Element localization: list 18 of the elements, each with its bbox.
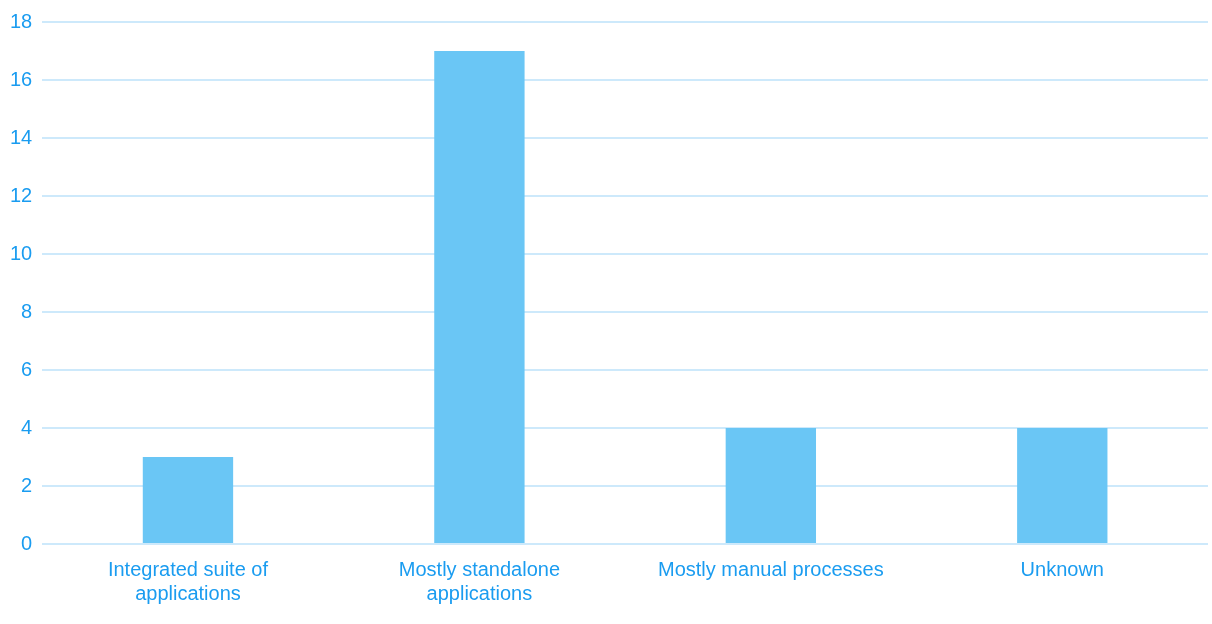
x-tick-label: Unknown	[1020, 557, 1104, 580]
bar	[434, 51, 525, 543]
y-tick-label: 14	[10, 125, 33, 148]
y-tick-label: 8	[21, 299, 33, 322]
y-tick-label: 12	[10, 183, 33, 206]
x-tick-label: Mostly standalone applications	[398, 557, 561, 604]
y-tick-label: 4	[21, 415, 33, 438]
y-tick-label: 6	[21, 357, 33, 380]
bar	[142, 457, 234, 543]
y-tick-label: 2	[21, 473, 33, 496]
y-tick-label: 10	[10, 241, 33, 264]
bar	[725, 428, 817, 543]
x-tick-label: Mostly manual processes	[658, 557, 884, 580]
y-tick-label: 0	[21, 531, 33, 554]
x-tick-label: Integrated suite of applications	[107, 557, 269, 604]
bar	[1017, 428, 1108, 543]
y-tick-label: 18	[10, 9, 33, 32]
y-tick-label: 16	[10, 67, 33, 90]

...

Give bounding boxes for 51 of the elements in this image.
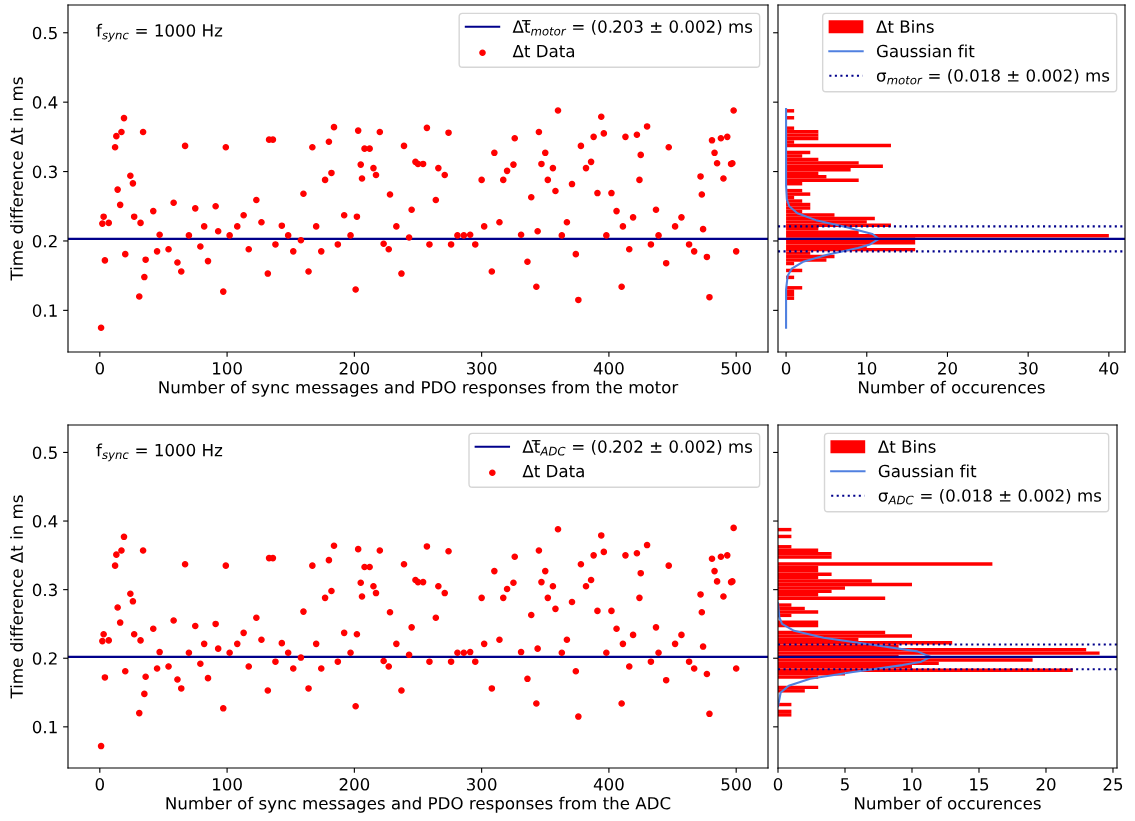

— GIVEN REQUEST —
Quote the items word for word, starting at the line that contains "Element localization: list" and ending at the line that contains "67, 33, 90]", and leave out the pictures.

— OUTPUT FOR THIS TASK —
Element localization: list 18 of the elements, each with its bbox.
x-tick-label: Unknown	[1020, 557, 1104, 580]
bar	[434, 51, 525, 543]
y-tick-label: 14	[10, 125, 33, 148]
y-tick-label: 8	[21, 299, 33, 322]
y-tick-label: 12	[10, 183, 33, 206]
x-tick-label: Mostly standalone applications	[398, 557, 561, 604]
y-tick-label: 4	[21, 415, 33, 438]
y-tick-label: 6	[21, 357, 33, 380]
bar	[142, 457, 234, 543]
y-tick-label: 2	[21, 473, 33, 496]
y-tick-label: 10	[10, 241, 33, 264]
bar	[725, 428, 817, 543]
x-tick-label: Mostly manual processes	[658, 557, 884, 580]
y-tick-label: 0	[21, 531, 33, 554]
x-tick-label: Integrated suite of applications	[107, 557, 269, 604]
bar	[1017, 428, 1108, 543]
y-tick-label: 18	[10, 9, 33, 32]
y-tick-label: 16	[10, 67, 33, 90]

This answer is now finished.